§ **WORK REQUIRED**
Copy each line of the data below with the word "quyền".

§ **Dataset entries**
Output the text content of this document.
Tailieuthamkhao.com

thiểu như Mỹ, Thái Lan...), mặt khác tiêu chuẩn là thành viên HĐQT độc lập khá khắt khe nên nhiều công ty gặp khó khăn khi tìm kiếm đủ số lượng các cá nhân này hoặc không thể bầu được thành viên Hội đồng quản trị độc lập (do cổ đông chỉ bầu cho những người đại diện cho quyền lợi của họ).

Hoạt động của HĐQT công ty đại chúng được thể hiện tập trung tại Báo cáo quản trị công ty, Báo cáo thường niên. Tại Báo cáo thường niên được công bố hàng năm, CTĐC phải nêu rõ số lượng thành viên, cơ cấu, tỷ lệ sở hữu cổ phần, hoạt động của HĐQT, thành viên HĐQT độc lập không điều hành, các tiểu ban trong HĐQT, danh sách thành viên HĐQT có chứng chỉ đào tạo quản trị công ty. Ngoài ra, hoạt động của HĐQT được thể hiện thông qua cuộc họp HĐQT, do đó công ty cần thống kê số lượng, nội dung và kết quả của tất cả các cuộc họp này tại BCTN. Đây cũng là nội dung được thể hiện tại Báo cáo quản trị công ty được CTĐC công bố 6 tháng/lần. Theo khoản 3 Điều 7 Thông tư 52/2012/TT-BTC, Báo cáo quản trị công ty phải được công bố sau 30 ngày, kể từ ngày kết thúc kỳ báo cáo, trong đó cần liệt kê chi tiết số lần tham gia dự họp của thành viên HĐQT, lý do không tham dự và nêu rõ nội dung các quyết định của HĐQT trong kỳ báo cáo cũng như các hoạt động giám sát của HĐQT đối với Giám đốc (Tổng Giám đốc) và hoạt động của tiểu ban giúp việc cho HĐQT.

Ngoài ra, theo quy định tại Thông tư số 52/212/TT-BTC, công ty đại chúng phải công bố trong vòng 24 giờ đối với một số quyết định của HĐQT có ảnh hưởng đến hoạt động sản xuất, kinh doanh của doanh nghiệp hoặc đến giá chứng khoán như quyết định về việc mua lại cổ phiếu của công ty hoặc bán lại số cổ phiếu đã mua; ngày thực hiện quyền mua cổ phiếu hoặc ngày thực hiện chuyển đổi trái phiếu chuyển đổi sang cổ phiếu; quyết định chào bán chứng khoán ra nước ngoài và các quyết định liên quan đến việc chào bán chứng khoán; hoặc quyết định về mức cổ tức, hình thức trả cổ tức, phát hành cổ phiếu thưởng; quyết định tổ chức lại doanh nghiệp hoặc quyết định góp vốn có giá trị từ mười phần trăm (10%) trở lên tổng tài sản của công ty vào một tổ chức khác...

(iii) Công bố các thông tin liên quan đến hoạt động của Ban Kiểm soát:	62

§ **CORRECT OUTPUT**
thiểu như Mỹ, Thái Lan...), mặt khác tiêu chuẩn là thành viên HĐQT độc lập khá khắt khe nên nhiều công ty gặp khó khăn khi tìm kiếm đủ số lượng các cá nhân này hoặc không thể bầu được thành viên Hội đồng quản trị độc lập (do cổ đông chỉ bầu cho những người đại diện cho quyền lợi của họ).
Ngoài ra, theo quy định tại Thông tư số 52/212/TT-BTC, công ty đại chúng phải công bố trong vòng 24 giờ đối với một số quyết định của HĐQT có ảnh hưởng đến hoạt động sản xuất, kinh doanh của doanh nghiệp hoặc đến giá chứng khoán như quyết định về việc mua lại cổ phiếu của công ty hoặc bán lại số cổ phiếu đã mua; ngày thực hiện quyền mua cổ phiếu hoặc ngày thực hiện chuyển đổi trái phiếu chuyển đổi sang cổ phiếu; quyết định chào bán chứng khoán ra nước ngoài và các quyết định liên quan đến việc chào bán chứng khoán; hoặc quyết định về mức cổ tức, hình thức trả cổ tức, phát hành cổ phiếu thưởng; quyết định tổ chức lại doanh nghiệp hoặc quyết định góp vốn có giá trị từ mười phần trăm (10%) trở lên tổng tài sản của công ty vào một tổ chức khác...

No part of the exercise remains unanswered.